- _GIVEN REQUEST_: Wherever a line holds the word "在这短短的四天里", copy that line out.

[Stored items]
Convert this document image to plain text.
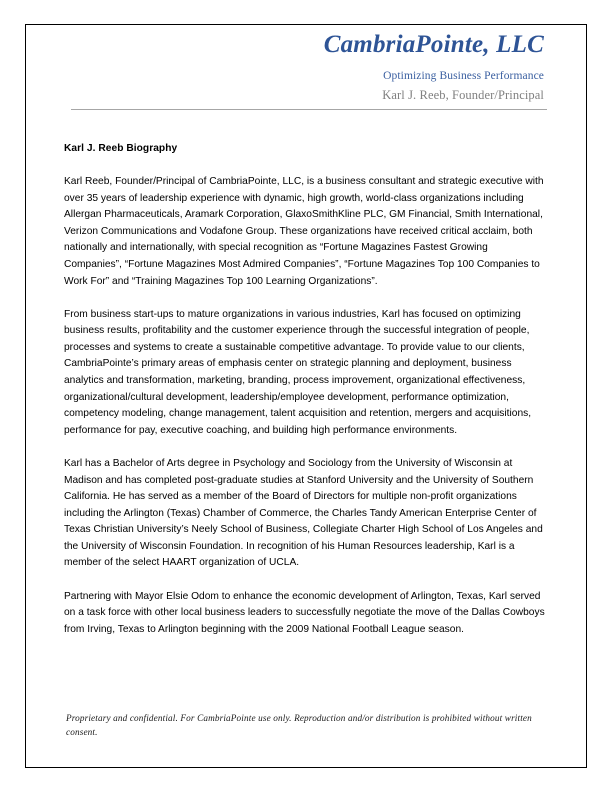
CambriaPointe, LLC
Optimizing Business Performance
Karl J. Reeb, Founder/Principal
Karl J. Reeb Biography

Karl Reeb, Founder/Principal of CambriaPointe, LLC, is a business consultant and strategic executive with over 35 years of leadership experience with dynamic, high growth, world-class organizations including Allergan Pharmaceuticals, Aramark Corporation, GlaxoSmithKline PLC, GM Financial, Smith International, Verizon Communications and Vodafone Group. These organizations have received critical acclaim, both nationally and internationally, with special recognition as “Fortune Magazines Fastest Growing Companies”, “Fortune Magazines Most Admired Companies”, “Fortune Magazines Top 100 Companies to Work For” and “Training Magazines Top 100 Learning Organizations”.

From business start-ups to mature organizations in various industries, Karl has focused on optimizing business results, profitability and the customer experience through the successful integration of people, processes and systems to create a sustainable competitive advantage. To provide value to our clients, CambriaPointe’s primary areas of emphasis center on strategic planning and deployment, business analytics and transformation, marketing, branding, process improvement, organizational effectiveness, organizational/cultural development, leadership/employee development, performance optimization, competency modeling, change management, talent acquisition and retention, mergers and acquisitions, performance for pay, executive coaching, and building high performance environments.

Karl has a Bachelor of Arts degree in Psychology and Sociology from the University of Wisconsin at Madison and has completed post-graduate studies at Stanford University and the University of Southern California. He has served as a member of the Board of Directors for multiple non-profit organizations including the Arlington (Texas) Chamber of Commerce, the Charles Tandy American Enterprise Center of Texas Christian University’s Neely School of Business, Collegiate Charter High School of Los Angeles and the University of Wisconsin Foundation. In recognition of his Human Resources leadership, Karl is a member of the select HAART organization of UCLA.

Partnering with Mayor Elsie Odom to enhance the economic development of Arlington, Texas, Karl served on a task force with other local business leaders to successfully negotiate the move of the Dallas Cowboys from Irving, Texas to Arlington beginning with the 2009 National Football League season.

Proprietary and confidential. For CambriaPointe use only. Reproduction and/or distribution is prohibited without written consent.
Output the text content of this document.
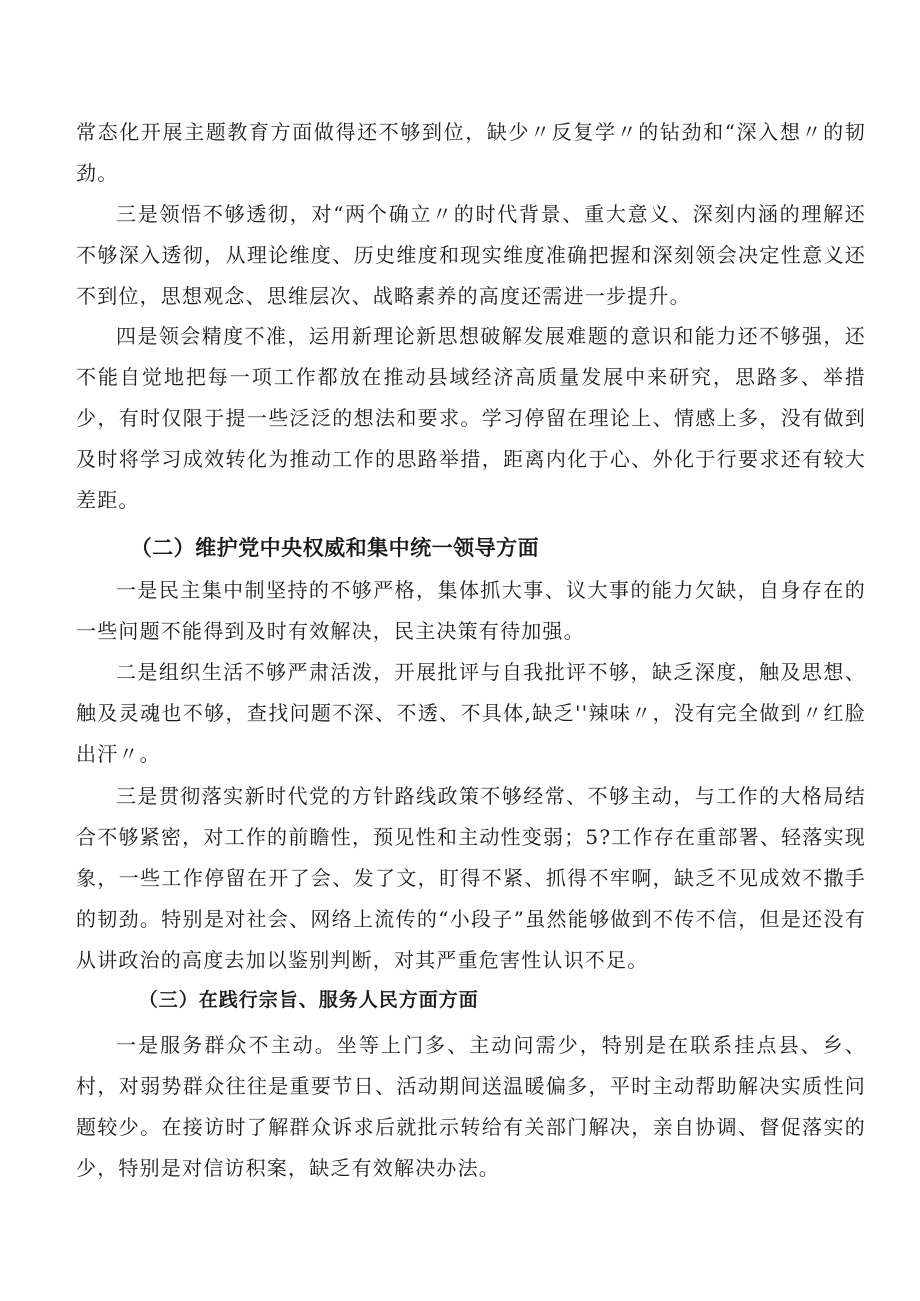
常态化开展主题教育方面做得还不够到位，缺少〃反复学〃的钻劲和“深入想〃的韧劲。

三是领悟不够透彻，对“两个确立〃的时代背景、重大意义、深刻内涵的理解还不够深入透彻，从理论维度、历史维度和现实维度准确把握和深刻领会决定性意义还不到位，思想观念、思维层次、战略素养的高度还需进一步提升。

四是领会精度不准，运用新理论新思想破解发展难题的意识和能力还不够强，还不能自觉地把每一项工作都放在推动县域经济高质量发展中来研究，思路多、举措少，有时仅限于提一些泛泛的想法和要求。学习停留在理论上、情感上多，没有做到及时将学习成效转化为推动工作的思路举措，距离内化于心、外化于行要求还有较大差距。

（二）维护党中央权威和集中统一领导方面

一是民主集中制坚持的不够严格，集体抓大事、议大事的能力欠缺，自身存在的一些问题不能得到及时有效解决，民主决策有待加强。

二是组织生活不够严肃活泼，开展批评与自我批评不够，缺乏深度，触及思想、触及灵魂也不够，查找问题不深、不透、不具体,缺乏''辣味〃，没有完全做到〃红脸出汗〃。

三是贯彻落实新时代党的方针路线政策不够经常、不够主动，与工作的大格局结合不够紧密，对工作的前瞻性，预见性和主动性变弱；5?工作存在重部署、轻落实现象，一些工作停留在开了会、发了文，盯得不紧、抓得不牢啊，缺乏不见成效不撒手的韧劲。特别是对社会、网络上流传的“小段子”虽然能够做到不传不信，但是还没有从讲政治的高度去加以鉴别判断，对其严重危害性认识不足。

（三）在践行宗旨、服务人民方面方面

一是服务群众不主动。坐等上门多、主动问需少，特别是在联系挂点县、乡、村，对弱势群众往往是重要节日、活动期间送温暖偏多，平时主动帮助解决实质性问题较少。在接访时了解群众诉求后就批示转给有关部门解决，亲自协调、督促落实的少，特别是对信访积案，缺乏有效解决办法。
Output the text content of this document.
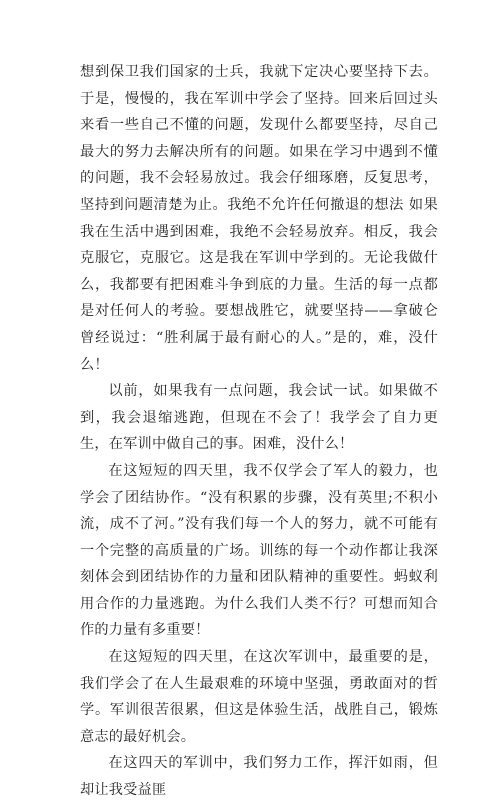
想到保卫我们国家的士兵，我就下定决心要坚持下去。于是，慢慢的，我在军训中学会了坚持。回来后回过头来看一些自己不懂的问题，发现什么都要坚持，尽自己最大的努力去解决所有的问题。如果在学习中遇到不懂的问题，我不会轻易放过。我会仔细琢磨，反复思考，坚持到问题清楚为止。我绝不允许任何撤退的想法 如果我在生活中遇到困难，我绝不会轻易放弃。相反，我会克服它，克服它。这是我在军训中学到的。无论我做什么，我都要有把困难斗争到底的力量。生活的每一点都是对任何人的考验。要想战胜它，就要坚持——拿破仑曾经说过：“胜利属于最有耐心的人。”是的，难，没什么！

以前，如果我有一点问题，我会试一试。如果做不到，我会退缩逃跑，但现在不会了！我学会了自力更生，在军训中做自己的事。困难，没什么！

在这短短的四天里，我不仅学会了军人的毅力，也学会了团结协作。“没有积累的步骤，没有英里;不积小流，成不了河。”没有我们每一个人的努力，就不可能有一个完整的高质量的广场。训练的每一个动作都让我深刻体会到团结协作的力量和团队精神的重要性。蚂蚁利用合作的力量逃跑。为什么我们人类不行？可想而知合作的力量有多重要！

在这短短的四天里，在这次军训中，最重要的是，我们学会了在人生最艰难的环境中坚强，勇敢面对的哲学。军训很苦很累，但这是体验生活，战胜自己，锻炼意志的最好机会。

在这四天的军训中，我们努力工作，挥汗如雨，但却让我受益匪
---
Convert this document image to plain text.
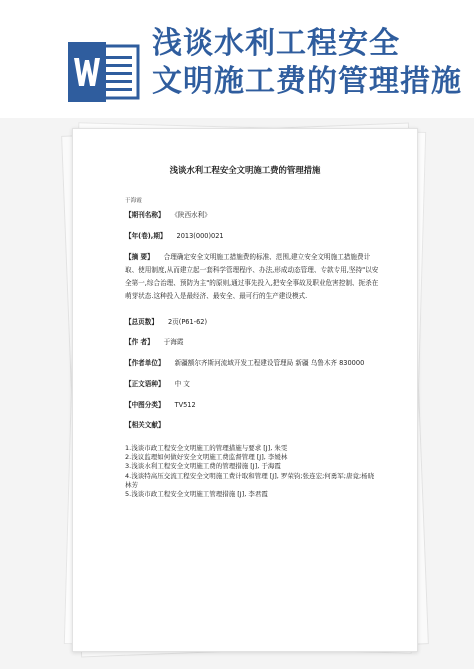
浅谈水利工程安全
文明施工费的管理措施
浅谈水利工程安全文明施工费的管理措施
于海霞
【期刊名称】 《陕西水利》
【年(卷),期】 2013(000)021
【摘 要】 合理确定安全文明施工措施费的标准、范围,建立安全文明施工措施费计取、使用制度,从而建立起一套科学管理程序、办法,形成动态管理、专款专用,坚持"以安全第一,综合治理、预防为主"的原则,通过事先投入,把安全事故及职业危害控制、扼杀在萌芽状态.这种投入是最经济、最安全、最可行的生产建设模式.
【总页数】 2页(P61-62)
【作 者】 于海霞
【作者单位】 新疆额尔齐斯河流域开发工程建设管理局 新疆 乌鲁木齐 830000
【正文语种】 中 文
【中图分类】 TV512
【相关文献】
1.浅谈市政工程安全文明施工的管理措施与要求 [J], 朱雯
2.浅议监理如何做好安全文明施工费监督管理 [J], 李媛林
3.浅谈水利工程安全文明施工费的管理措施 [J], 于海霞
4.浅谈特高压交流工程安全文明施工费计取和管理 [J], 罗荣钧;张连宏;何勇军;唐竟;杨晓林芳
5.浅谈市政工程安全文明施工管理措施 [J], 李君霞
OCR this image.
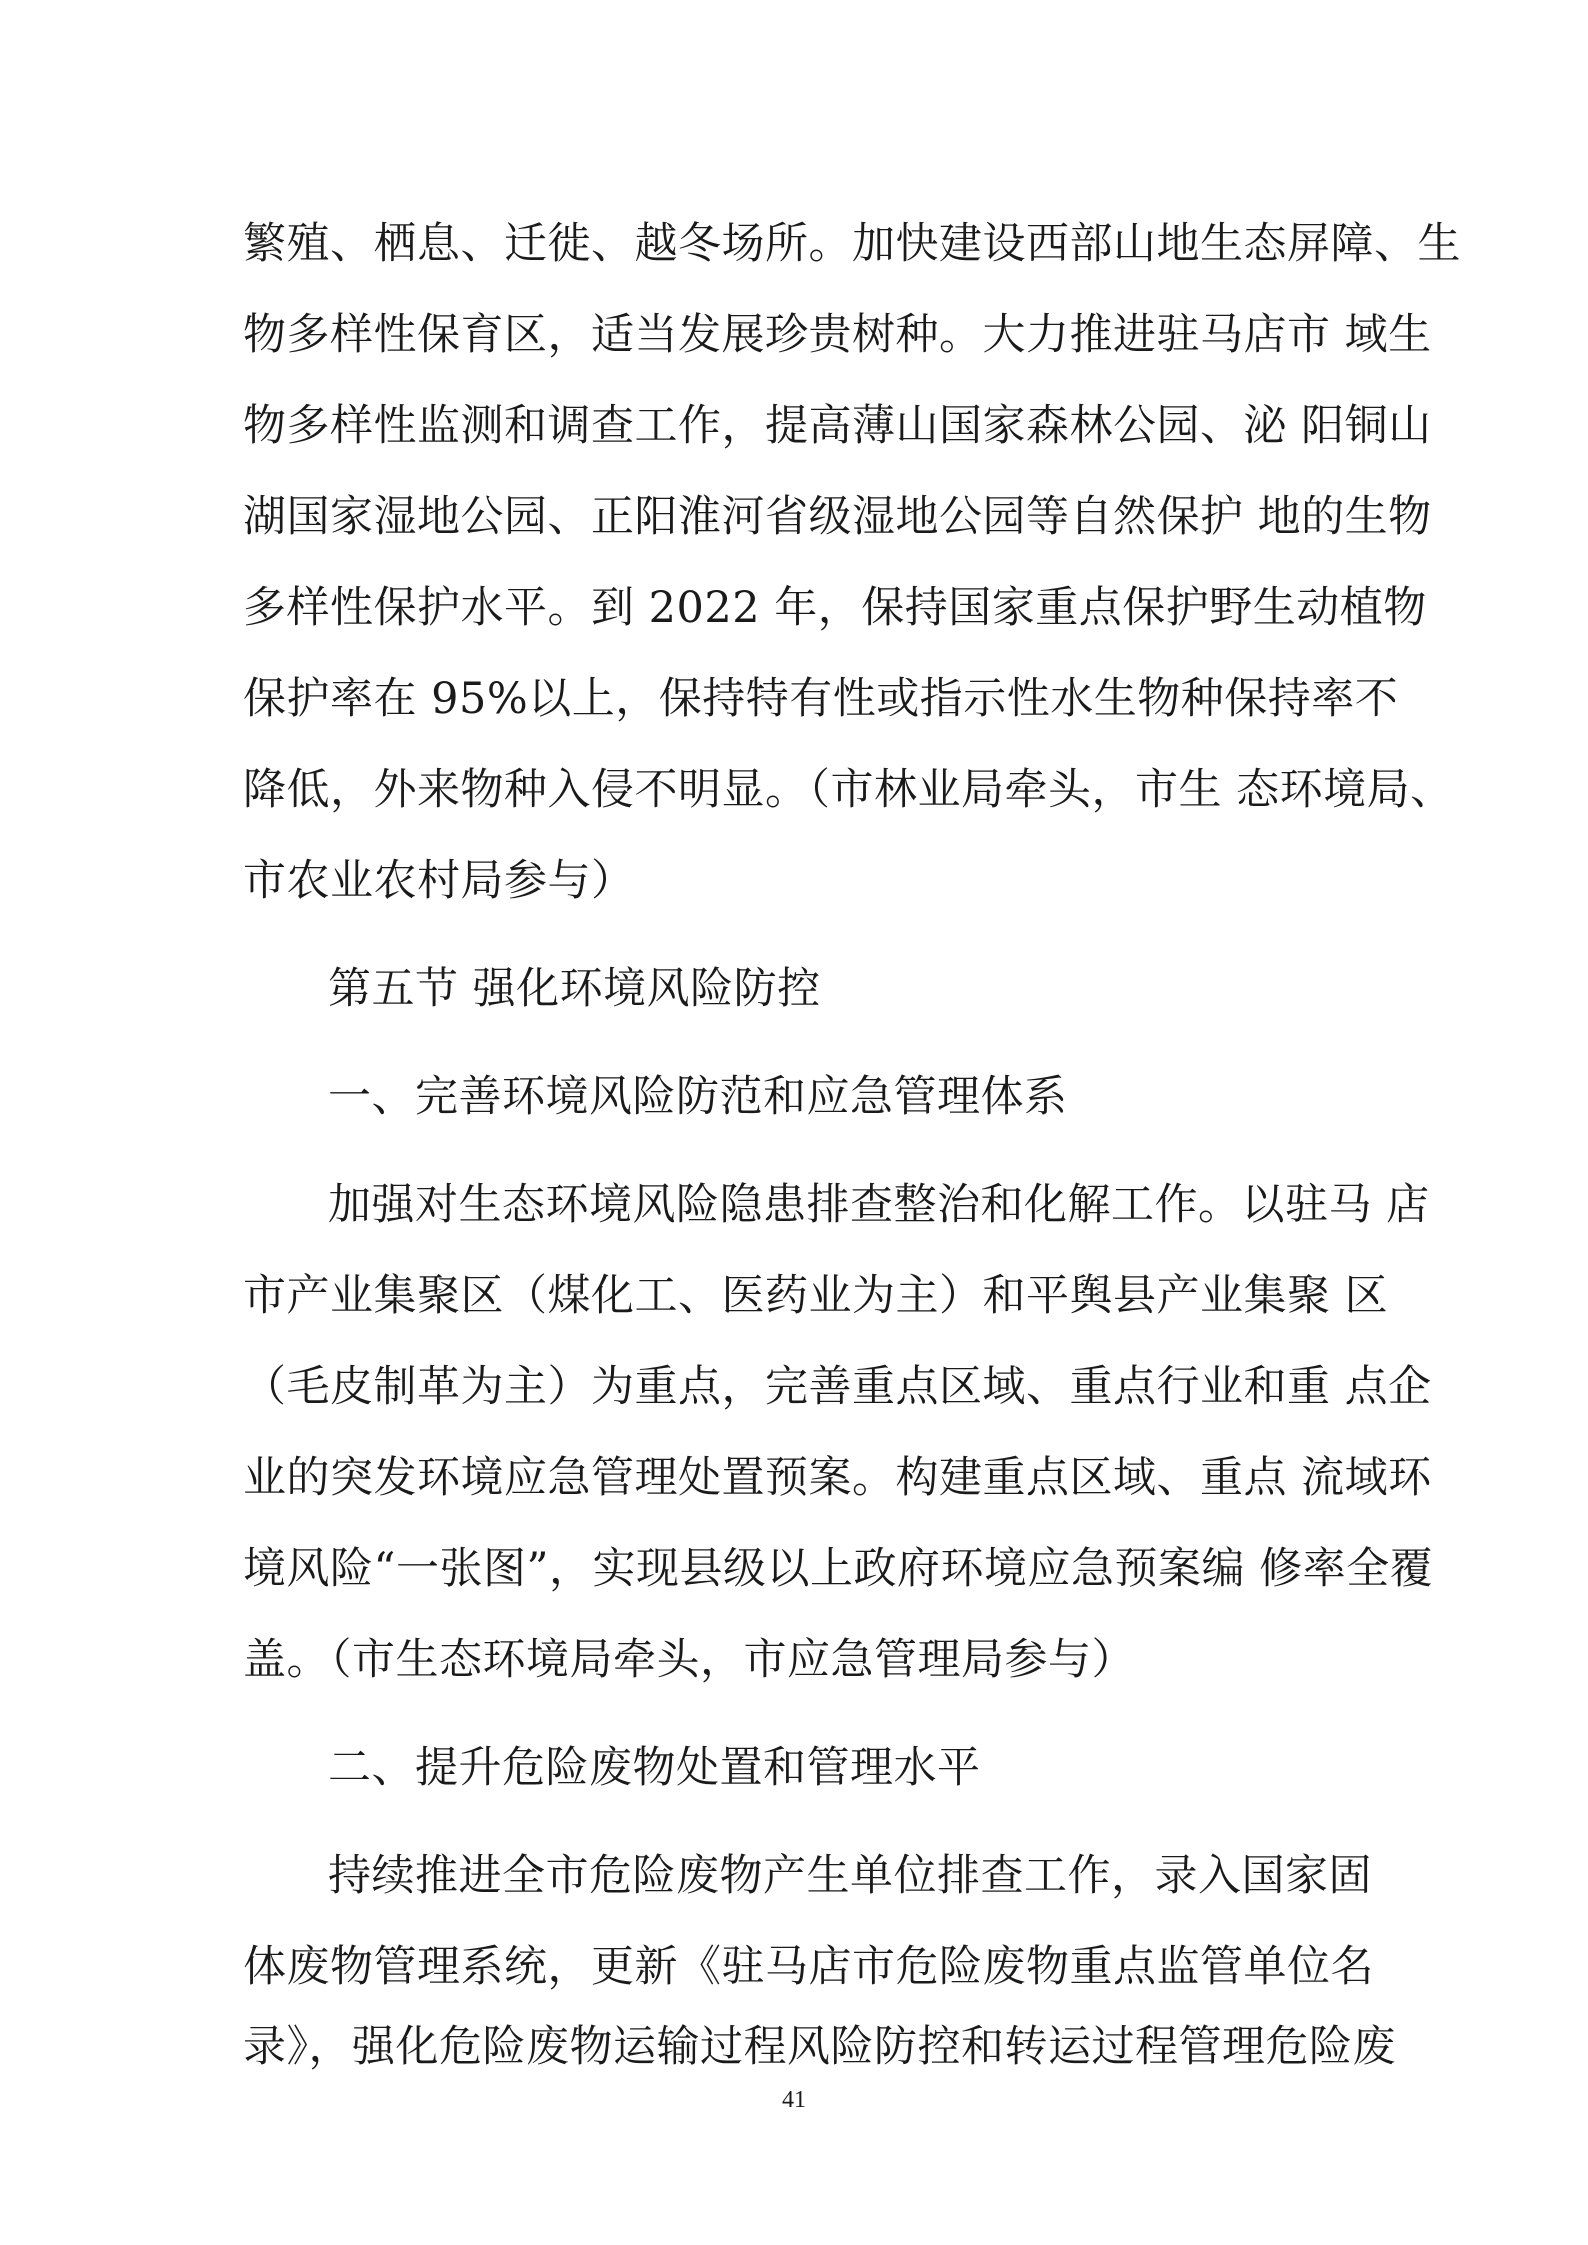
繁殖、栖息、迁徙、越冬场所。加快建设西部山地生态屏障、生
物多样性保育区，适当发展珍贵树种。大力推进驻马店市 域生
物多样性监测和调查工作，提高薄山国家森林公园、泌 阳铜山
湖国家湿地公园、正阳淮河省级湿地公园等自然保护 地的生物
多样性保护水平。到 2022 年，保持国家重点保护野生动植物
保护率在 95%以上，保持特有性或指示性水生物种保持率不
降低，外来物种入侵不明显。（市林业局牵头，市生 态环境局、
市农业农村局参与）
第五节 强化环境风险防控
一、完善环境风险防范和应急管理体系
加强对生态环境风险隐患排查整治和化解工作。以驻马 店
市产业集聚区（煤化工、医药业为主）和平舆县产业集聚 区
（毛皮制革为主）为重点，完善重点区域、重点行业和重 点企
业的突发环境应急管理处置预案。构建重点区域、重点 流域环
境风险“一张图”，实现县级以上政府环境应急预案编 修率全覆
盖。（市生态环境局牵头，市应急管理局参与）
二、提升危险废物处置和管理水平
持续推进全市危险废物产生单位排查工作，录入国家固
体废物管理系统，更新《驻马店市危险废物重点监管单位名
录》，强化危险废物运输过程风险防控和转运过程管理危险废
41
...
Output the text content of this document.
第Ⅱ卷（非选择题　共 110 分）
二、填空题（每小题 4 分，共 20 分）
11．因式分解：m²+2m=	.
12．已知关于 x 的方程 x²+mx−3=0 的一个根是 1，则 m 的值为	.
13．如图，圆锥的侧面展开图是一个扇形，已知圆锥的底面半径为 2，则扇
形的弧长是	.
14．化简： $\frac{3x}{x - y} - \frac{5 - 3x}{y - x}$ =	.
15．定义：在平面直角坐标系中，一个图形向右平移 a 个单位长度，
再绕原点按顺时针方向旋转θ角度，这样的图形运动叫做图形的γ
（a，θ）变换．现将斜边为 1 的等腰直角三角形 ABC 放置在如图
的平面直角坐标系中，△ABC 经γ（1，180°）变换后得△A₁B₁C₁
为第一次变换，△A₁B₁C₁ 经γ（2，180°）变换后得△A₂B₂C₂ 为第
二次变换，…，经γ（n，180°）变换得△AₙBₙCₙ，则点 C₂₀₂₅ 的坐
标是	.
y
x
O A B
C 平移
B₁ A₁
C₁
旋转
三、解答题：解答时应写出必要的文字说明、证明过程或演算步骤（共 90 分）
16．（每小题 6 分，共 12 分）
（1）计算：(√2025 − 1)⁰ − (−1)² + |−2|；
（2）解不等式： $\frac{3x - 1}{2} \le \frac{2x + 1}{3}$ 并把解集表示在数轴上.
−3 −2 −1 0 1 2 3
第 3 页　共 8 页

- _RESULT OF THIS TASK_:
在这短短的四天里，我不仅学会了军人的毅力，也学会了团结协作。“没有积累的步骤，没有英里;不积小流，成不了河。”没有我们每一个人的努力，就不可能有一个完整的高质量的广场。训练的每一个动作都让我深刻体会到团结协作的力量和团队精神的重要性。蚂蚁利用合作的力量逃跑。为什么我们人类不行？可想而知合作的力量有多重要！
在这短短的四天里，在这次军训中，最重要的是，我们学会了在人生最艰难的环境中坚强，勇敢面对的哲学。军训很苦很累，但这是体验生活，战胜自己，锻炼意志的最好机会。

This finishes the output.